> **Records supplied**:
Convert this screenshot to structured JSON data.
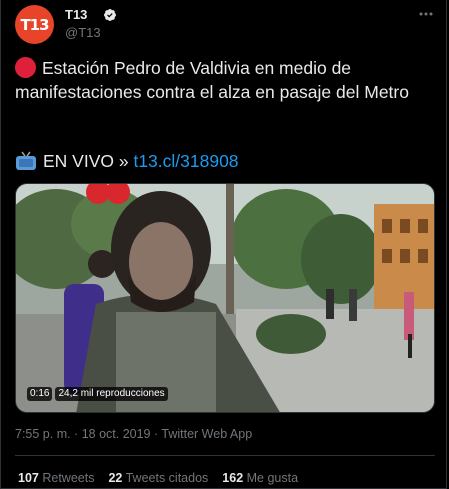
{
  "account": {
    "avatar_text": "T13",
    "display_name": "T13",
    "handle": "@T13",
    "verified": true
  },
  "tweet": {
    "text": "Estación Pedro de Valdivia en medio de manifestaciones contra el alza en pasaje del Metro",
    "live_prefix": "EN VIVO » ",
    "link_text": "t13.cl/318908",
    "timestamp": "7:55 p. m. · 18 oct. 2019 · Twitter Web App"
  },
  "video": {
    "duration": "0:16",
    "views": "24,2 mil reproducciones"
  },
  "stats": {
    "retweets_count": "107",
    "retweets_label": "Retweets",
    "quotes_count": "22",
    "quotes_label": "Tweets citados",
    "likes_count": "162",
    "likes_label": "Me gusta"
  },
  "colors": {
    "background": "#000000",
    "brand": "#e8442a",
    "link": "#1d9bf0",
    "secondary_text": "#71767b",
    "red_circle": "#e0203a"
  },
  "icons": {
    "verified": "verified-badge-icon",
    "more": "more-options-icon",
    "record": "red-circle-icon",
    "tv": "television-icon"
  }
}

...

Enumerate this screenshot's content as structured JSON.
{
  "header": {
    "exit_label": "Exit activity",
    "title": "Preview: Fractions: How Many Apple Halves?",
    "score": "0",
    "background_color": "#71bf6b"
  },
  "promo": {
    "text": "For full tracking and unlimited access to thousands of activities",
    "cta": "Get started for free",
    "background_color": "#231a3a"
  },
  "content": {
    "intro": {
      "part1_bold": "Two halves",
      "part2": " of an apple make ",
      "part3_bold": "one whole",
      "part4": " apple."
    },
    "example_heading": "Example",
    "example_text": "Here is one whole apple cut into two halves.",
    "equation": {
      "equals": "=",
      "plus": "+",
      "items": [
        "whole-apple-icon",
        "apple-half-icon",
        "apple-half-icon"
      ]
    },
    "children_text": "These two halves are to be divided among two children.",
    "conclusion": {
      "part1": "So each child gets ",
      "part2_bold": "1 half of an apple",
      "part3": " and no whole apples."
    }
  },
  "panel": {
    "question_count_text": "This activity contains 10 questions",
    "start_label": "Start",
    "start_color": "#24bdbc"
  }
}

* * *

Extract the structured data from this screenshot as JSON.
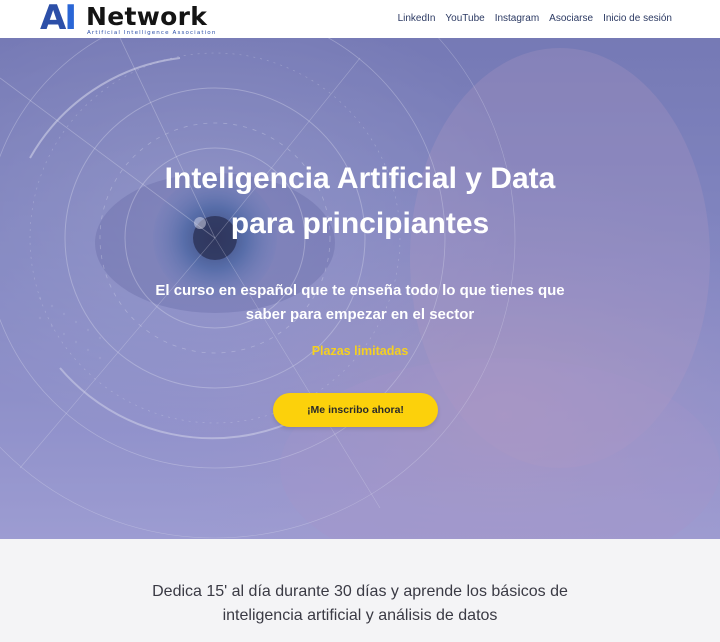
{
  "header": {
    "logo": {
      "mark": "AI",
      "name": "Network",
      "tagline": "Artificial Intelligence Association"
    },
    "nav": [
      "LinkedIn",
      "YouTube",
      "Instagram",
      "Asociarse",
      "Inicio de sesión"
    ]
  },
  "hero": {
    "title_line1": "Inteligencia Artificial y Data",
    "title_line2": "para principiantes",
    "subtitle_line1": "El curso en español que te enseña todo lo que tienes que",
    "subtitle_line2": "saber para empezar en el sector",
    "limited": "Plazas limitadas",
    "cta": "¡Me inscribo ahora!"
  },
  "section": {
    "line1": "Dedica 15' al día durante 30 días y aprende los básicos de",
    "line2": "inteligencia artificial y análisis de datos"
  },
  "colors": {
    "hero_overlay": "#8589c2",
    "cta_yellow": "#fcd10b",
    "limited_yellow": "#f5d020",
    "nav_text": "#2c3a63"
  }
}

> **Stated problem**: Pull out each line of the listing that holds the string "para".

> **Solution to the exercise**:
    "title_line2": "para principiantes",
    "subtitle_line2": "saber para empezar en el sector",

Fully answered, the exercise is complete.